**The data**:

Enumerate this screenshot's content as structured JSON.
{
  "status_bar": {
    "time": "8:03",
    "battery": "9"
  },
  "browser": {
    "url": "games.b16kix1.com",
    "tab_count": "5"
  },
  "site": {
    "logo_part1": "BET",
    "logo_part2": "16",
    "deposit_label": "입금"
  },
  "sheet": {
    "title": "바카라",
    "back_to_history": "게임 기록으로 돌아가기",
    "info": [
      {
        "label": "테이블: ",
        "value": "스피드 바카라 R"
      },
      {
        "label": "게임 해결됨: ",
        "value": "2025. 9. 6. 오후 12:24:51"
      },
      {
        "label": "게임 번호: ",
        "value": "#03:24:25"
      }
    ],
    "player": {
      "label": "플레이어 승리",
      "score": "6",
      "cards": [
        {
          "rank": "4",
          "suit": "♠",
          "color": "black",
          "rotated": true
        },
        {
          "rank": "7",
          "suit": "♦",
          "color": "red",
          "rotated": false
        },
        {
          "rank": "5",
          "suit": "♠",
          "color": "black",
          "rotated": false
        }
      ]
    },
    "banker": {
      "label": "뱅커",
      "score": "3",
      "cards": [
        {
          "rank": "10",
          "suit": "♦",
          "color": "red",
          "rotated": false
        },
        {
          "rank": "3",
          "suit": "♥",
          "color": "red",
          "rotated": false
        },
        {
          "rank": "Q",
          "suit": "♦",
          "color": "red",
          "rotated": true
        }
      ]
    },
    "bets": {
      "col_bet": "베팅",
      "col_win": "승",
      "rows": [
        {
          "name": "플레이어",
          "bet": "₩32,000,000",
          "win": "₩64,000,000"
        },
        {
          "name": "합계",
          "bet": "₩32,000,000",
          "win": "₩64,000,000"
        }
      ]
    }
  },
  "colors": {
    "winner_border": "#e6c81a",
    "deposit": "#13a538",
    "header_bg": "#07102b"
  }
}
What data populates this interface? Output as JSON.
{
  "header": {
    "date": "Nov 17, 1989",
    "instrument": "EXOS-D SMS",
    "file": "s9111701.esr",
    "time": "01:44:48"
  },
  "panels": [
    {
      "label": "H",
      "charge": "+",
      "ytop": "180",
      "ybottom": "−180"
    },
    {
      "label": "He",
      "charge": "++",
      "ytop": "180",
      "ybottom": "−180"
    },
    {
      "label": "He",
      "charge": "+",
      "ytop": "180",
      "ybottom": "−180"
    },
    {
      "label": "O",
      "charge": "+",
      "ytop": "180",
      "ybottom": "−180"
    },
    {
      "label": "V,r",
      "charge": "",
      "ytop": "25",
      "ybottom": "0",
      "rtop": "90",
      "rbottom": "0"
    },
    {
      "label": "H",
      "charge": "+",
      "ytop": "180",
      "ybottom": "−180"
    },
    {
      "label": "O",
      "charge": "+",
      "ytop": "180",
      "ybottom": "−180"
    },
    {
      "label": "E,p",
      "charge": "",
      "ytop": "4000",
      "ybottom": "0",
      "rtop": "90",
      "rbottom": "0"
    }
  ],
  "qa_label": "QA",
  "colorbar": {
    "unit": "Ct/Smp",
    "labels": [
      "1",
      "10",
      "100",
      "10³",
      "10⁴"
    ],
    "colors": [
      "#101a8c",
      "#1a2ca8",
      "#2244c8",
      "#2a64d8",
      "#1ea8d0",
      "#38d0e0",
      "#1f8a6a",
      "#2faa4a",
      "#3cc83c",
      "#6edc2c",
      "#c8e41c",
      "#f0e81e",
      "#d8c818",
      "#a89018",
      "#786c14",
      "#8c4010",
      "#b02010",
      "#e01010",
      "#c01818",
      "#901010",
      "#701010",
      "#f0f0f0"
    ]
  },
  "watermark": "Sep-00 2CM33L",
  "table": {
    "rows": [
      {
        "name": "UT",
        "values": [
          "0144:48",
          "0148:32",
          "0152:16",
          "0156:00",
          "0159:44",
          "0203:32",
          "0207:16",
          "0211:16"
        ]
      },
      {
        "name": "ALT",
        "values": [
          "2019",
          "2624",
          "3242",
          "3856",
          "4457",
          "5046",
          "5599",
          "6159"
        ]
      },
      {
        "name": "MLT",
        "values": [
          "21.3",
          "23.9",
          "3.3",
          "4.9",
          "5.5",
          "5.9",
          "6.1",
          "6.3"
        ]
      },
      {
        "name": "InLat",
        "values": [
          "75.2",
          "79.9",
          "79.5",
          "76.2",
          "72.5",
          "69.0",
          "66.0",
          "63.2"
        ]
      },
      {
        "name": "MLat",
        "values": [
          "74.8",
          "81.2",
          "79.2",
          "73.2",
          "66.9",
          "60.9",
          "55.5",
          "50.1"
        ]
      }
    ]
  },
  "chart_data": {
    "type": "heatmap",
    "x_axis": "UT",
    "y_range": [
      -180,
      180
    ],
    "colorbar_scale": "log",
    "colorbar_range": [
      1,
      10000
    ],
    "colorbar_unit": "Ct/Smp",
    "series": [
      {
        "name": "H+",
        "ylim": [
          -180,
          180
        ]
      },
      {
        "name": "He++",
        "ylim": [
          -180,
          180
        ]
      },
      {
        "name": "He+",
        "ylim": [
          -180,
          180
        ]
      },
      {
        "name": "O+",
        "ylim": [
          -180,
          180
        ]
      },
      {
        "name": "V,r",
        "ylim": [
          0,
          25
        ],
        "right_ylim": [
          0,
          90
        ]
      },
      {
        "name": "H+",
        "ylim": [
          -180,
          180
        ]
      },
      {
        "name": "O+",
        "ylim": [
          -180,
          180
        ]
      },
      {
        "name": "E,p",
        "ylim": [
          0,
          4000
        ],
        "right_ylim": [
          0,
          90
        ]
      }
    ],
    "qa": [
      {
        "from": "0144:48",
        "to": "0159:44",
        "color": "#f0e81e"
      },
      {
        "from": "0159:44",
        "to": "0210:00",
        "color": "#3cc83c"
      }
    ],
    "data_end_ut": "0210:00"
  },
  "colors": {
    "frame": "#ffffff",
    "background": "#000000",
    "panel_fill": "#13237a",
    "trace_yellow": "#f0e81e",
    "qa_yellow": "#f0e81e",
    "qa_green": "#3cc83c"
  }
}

**Task brief**: Retype each record exactly, leaving nothing out.

**Task answer**:
Enumerate this screenshot's content as structured JSON.
{
  "status_bar": {
    "time": "8:03",
    "battery": "9"
  },
  "browser": {
    "url": "games.b16kix1.com",
    "tab_count": "5"
  },
  "site": {
    "logo_part1": "BET",
    "logo_part2": "16",
    "deposit_label": "입금"
  },
  "sheet": {
    "title": "바카라",
    "back_to_history": "게임 기록으로 돌아가기",
    "info": [
      {
        "label": "테이블: ",
        "value": "스피드 바카라 R"
      },
      {
        "label": "게임 해결됨: ",
        "value": "2025. 9. 6. 오후 12:24:51"
      },
      {
        "label": "게임 번호: ",
        "value": "#03:24:25"
      }
    ],
    "player": {
      "label": "플레이어 승리",
      "score": "6",
      "cards": [
        {
          "rank": "4",
          "suit": "♠",
          "color": "black",
          "rotated": true
        },
        {
          "rank": "7",
          "suit": "♦",
          "color": "red",
          "rotated": false
        },
        {
          "rank": "5",
          "suit": "♠",
          "color": "black",
          "rotated": false
        }
      ]
    },
    "banker": {
      "label": "뱅커",
      "score": "3",
      "cards": [
        {
          "rank": "10",
          "suit": "♦",
          "color": "red",
          "rotated": false
        },
        {
          "rank": "3",
          "suit": "♥",
          "color": "red",
          "rotated": false
        },
        {
          "rank": "Q",
          "suit": "♦",
          "color": "red",
          "rotated": true
        }
      ]
    },
    "bets": {
      "col_bet": "베팅",
      "col_win": "승",
      "rows": [
        {
          "name": "플레이어",
          "bet": "₩32,000,000",
          "win": "₩64,000,000"
        },
        {
          "name": "합계",
          "bet": "₩32,000,000",
          "win": "₩64,000,000"
        }
      ]
    }
  },
  "colors": {
    "winner_border": "#e6c81a",
    "deposit": "#13a538",
    "header_bg": "#07102b"
  }
}
What data populates this interface? Output as JSON.
{
  "header": {
    "date": "Nov 17, 1989",
    "instrument": "EXOS-D SMS",
    "file": "s9111701.esr",
    "time": "01:44:48"
  },
  "panels": [
    {
      "label": "H",
      "charge": "+",
      "ytop": "180",
      "ybottom": "−180"
    },
    {
      "label": "He",
      "charge": "++",
      "ytop": "180",
      "ybottom": "−180"
    },
    {
      "label": "He",
      "charge": "+",
      "ytop": "180",
      "ybottom": "−180"
    },
    {
      "label": "O",
      "charge": "+",
      "ytop": "180",
      "ybottom": "−180"
    },
    {
      "label": "V,r",
      "charge": "",
      "ytop": "25",
      "ybottom": "0",
      "rtop": "90",
      "rbottom": "0"
    },
    {
      "label": "H",
      "charge": "+",
      "ytop": "180",
      "ybottom": "−180"
    },
    {
      "label": "O",
      "charge": "+",
      "ytop": "180",
      "ybottom": "−180"
    },
    {
      "label": "E,p",
      "charge": "",
      "ytop": "4000",
      "ybottom": "0",
      "rtop": "90",
      "rbottom": "0"
    }
  ],
  "qa_label": "QA",
  "colorbar": {
    "unit": "Ct/Smp",
    "labels": [
      "1",
      "10",
      "100",
      "10³",
      "10⁴"
    ],
    "colors": [
      "#101a8c",
      "#1a2ca8",
      "#2244c8",
      "#2a64d8",
      "#1ea8d0",
      "#38d0e0",
      "#1f8a6a",
      "#2faa4a",
      "#3cc83c",
      "#6edc2c",
      "#c8e41c",
      "#f0e81e",
      "#d8c818",
      "#a89018",
      "#786c14",
      "#8c4010",
      "#b02010",
      "#e01010",
      "#c01818",
      "#901010",
      "#701010",
      "#f0f0f0"
    ]
  },
  "watermark": "Sep-00 2CM33L",
  "table": {
    "rows": [
      {
        "name": "UT",
        "values": [
          "0144:48",
          "0148:32",
          "0152:16",
          "0156:00",
          "0159:44",
          "0203:32",
          "0207:16",
          "0211:16"
        ]
      },
      {
        "name": "ALT",
        "values": [
          "2019",
          "2624",
          "3242",
          "3856",
          "4457",
          "5046",
          "5599",
          "6159"
        ]
      },
      {
        "name": "MLT",
        "values": [
          "21.3",
          "23.9",
          "3.3",
          "4.9",
          "5.5",
          "5.9",
          "6.1",
          "6.3"
        ]
      },
      {
        "name": "InLat",
        "values": [
          "75.2",
          "79.9",
          "79.5",
          "76.2",
          "72.5",
          "69.0",
          "66.0",
          "63.2"
        ]
      },
      {
        "name": "MLat",
        "values": [
          "74.8",
          "81.2",
          "79.2",
          "73.2",
          "66.9",
          "60.9",
          "55.5",
          "50.1"
        ]
      }
    ]
  },
  "chart_data": {
    "type": "heatmap",
    "x_axis": "UT",
    "y_range": [
      -180,
      180
    ],
    "colorbar_scale": "log",
    "colorbar_range": [
      1,
      10000
    ],
    "colorbar_unit": "Ct/Smp",
    "series": [
      {
        "name": "H+",
        "ylim": [
          -180,
          180
        ]
      },
      {
        "name": "He++",
        "ylim": [
          -180,
          180
        ]
      },
      {
        "name": "He+",
        "ylim": [
          -180,
          180
        ]
      },
      {
        "name": "O+",
        "ylim": [
          -180,
          180
        ]
      },
      {
        "name": "V,r",
        "ylim": [
          0,
          25
        ],
        "right_ylim": [
          0,
          90
        ]
      },
      {
        "name": "H+",
        "ylim": [
          -180,
          180
        ]
      },
      {
        "name": "O+",
        "ylim": [
          -180,
          180
        ]
      },
      {
        "name": "E,p",
        "ylim": [
          0,
          4000
        ],
        "right_ylim": [
          0,
          90
        ]
      }
    ],
    "qa": [
      {
        "from": "0144:48",
        "to": "0159:44",
        "color": "#f0e81e"
      },
      {
        "from": "0159:44",
        "to": "0210:00",
        "color": "#3cc83c"
      }
    ],
    "data_end_ut": "0210:00"
  },
  "colors": {
    "frame": "#ffffff",
    "background": "#000000",
    "panel_fill": "#13237a",
    "trace_yellow": "#f0e81e",
    "qa_yellow": "#f0e81e",
    "qa_green": "#3cc83c"
  }
}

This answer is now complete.